* **Requirements**
Gather, from the data below, each line in which the word "name" occurs.

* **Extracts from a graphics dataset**
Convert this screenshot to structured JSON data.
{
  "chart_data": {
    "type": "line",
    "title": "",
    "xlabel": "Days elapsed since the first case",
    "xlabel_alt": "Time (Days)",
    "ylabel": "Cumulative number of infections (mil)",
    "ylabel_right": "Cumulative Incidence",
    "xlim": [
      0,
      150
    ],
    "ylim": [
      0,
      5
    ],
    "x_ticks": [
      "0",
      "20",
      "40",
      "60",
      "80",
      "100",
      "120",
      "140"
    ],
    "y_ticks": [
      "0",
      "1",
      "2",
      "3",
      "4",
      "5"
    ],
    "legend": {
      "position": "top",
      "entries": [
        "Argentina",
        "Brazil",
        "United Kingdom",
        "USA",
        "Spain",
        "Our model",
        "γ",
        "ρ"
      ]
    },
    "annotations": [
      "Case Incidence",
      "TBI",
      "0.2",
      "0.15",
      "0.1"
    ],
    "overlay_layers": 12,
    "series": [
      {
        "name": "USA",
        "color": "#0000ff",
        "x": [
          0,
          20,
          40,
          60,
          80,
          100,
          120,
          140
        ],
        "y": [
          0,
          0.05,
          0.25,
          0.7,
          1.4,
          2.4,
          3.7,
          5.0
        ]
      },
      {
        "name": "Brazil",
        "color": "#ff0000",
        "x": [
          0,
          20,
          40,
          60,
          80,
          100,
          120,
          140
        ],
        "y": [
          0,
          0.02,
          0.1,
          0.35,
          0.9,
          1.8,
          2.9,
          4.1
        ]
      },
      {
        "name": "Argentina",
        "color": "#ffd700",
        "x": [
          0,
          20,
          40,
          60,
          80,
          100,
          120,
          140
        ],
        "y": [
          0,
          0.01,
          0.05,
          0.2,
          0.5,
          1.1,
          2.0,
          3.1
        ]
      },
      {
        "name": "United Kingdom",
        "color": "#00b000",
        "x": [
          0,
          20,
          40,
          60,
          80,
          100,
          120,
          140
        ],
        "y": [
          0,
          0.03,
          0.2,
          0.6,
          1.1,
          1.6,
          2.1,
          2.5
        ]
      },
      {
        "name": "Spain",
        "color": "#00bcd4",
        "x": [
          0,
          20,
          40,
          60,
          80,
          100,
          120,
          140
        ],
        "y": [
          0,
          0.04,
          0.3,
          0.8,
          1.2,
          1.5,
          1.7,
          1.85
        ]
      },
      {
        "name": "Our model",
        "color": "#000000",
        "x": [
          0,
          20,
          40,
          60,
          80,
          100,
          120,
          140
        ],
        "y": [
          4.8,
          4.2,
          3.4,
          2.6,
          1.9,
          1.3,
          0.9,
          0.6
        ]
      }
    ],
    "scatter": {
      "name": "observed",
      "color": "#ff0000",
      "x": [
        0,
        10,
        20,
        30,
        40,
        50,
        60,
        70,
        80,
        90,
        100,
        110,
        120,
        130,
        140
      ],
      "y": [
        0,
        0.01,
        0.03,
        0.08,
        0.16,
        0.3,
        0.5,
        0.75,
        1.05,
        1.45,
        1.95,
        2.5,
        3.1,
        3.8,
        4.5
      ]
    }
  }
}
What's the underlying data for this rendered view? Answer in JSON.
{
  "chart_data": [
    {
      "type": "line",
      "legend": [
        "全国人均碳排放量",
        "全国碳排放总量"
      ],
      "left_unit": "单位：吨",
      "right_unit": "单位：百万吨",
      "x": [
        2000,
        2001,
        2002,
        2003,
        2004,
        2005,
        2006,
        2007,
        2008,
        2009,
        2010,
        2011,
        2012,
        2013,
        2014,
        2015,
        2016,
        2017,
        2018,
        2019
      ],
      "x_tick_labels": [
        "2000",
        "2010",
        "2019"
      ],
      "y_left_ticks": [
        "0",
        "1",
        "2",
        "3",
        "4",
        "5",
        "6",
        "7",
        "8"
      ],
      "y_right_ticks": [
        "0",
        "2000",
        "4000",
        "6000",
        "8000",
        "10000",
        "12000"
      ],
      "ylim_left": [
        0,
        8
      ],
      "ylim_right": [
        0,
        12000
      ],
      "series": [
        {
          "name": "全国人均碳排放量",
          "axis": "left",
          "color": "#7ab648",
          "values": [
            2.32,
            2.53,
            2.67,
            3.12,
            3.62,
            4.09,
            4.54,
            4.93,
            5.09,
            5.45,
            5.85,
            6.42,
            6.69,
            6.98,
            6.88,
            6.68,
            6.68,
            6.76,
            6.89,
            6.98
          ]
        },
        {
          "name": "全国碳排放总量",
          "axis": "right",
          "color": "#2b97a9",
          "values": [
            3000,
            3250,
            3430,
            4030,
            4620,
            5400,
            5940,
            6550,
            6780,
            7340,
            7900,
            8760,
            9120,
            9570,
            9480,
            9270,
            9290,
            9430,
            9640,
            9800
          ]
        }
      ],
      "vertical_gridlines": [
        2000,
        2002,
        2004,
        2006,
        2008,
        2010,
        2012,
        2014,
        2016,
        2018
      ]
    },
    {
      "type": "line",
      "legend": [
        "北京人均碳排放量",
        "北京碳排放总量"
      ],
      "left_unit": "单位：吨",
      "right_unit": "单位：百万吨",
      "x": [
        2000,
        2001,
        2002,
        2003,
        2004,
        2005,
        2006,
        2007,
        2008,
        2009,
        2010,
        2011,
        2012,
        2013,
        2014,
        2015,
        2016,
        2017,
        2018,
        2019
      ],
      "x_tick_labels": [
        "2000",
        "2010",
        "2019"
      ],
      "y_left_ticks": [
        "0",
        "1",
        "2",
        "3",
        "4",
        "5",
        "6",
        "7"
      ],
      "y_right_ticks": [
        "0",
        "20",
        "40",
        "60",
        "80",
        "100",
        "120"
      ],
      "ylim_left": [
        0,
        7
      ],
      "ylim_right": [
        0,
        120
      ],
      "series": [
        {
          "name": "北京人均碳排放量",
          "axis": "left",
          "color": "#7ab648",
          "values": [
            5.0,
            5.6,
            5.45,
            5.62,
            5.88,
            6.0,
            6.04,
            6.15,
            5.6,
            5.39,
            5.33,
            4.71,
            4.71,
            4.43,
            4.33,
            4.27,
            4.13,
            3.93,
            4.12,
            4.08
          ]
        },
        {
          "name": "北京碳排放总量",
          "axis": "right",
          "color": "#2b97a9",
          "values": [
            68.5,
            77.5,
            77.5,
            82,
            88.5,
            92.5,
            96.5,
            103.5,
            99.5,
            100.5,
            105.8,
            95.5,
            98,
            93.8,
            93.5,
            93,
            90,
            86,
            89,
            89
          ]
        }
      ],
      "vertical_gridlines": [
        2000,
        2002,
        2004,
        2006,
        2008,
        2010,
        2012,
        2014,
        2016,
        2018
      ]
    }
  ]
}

* **Expected output**
        "name": "USA",
        "name": "Brazil",
        "name": "Argentina",
        "name": "United Kingdom",
        "name": "Spain",
        "name": "Our model",
      "name": "observed",
          "name": "全国人均碳排放量",
          "name": "全国碳排放总量",
          "name": "北京人均碳排放量",
          "name": "北京碳排放总量",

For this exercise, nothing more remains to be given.